▶ **WHAT YOU NEED TO DO**:
Look through the entries below and count the lines with the word "values" in them; give only the number.

+++ EXERCISE DATA

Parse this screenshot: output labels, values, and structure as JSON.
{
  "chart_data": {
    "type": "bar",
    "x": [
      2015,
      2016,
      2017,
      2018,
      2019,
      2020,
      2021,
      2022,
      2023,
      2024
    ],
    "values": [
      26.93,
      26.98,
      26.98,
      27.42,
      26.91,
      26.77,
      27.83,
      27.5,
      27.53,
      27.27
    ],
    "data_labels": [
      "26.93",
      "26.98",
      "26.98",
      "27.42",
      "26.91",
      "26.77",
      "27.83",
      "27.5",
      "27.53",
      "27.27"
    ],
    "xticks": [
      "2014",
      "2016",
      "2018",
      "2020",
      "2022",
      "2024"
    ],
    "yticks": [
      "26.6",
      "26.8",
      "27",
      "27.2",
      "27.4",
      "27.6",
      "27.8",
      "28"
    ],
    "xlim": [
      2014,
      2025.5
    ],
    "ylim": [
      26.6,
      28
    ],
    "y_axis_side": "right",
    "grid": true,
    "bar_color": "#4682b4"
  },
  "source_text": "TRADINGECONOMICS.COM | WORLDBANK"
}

++++++

▶ **TASK OUTPUT**:
2